_What you should do_:
Restate the records in their entirety, word for word.

[Extracted data entries]
§ §

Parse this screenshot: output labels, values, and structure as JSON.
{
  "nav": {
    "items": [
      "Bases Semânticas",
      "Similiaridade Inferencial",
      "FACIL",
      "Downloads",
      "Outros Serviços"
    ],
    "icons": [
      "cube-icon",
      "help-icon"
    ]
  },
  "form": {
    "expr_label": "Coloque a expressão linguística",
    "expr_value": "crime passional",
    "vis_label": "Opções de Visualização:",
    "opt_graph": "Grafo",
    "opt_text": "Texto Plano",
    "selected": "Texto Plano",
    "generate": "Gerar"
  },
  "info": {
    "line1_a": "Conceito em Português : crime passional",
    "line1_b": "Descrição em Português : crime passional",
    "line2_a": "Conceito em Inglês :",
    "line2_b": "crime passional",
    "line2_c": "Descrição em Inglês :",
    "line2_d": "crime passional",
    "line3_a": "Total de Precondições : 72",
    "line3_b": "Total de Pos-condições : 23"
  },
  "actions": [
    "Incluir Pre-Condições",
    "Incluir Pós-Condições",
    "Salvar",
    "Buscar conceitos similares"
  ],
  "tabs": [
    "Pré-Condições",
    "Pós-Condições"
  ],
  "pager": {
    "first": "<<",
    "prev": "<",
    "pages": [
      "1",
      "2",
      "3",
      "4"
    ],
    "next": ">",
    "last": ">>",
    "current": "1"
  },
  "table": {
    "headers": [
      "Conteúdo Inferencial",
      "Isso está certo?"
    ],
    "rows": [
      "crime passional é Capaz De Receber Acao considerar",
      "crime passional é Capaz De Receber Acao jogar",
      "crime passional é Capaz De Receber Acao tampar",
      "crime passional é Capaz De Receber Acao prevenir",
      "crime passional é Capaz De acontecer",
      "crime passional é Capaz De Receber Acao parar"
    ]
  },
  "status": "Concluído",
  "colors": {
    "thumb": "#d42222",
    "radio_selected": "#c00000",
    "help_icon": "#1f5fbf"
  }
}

§ §

_Response for this exercise_:
Parse this screenshot: output labels, values, and structure as JSON.
{
  "nav": {
    "items": [
      "Bases Semânticas",
      "Similiaridade Inferencial",
      "FACIL",
      "Downloads",
      "Outros Serviços"
    ],
    "icons": [
      "cube-icon",
      "help-icon"
    ]
  },
  "form": {
    "expr_label": "Coloque a expressão linguística",
    "expr_value": "crime passional",
    "vis_label": "Opções de Visualização:",
    "opt_graph": "Grafo",
    "opt_text": "Texto Plano",
    "selected": "Texto Plano",
    "generate": "Gerar"
  },
  "info": {
    "line1_a": "Conceito em Português : crime passional",
    "line1_b": "Descrição em Português : crime passional",
    "line2_a": "Conceito em Inglês :",
    "line2_b": "crime passional",
    "line2_c": "Descrição em Inglês :",
    "line2_d": "crime passional",
    "line3_a": "Total de Precondições : 72",
    "line3_b": "Total de Pos-condições : 23"
  },
  "actions": [
    "Incluir Pre-Condições",
    "Incluir Pós-Condições",
    "Salvar",
    "Buscar conceitos similares"
  ],
  "tabs": [
    "Pré-Condições",
    "Pós-Condições"
  ],
  "pager": {
    "first": "<<",
    "prev": "<",
    "pages": [
      "1",
      "2",
      "3",
      "4"
    ],
    "next": ">",
    "last": ">>",
    "current": "1"
  },
  "table": {
    "headers": [
      "Conteúdo Inferencial",
      "Isso está certo?"
    ],
    "rows": [
      "crime passional é Capaz De Receber Acao considerar",
      "crime passional é Capaz De Receber Acao jogar",
      "crime passional é Capaz De Receber Acao tampar",
      "crime passional é Capaz De Receber Acao prevenir",
      "crime passional é Capaz De acontecer",
      "crime passional é Capaz De Receber Acao parar"
    ]
  },
  "status": "Concluído",
  "colors": {
    "thumb": "#d42222",
    "radio_selected": "#c00000",
    "help_icon": "#1f5fbf"
  }
}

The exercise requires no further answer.